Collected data
====

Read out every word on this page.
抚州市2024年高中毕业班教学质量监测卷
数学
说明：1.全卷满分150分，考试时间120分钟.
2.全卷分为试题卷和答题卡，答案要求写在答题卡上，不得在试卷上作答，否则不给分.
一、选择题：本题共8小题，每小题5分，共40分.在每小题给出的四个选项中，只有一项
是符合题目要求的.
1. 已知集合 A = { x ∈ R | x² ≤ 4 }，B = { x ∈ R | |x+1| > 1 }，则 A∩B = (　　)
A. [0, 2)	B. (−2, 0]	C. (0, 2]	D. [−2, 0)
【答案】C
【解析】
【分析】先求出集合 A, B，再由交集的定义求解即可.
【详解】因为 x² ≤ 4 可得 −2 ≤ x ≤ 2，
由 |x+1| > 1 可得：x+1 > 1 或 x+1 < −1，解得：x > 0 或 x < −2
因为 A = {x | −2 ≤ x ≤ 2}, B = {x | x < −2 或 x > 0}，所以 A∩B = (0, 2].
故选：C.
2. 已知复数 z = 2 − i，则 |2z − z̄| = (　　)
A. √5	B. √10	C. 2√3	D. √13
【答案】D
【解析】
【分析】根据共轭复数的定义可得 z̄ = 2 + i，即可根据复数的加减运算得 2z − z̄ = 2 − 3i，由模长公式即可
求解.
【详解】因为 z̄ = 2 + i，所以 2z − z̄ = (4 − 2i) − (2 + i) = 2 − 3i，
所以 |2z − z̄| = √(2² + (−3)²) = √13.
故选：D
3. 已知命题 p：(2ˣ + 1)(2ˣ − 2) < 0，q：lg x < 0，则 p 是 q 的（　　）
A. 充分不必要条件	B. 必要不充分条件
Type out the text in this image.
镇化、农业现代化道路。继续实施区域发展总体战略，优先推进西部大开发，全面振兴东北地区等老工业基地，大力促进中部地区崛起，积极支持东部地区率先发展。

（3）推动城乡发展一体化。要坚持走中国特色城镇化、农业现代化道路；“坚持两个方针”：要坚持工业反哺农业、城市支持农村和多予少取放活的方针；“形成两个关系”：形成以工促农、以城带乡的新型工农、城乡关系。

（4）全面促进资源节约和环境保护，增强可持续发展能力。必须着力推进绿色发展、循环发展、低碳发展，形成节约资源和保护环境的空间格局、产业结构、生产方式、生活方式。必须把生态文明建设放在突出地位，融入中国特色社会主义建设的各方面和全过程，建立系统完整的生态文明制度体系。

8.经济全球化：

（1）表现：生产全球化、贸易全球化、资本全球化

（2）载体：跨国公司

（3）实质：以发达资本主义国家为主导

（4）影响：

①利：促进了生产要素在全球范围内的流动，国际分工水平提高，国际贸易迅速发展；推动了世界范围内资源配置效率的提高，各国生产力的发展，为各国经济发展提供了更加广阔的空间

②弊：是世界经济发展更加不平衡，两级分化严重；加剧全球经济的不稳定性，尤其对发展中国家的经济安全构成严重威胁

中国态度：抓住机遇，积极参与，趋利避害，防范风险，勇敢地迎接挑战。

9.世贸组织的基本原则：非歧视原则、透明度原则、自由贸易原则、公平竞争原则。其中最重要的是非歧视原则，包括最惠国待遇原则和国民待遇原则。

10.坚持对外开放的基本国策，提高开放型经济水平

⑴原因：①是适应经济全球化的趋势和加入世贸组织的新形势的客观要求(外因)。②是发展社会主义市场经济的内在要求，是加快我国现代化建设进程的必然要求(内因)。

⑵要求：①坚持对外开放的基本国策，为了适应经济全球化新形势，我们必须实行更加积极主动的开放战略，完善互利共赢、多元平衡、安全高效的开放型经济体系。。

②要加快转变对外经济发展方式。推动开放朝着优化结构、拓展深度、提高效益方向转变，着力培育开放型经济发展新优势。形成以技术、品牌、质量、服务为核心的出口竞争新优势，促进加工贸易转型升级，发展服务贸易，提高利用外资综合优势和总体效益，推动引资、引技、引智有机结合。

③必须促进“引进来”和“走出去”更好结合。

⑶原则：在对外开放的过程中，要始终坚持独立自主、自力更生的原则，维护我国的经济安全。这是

====

→ **WORK TO DO**:
Search the data for the string "this". List each line that has it.

→ **THE COMPLETED TASK**:
Read out every word on this page.
Type out the text in this image.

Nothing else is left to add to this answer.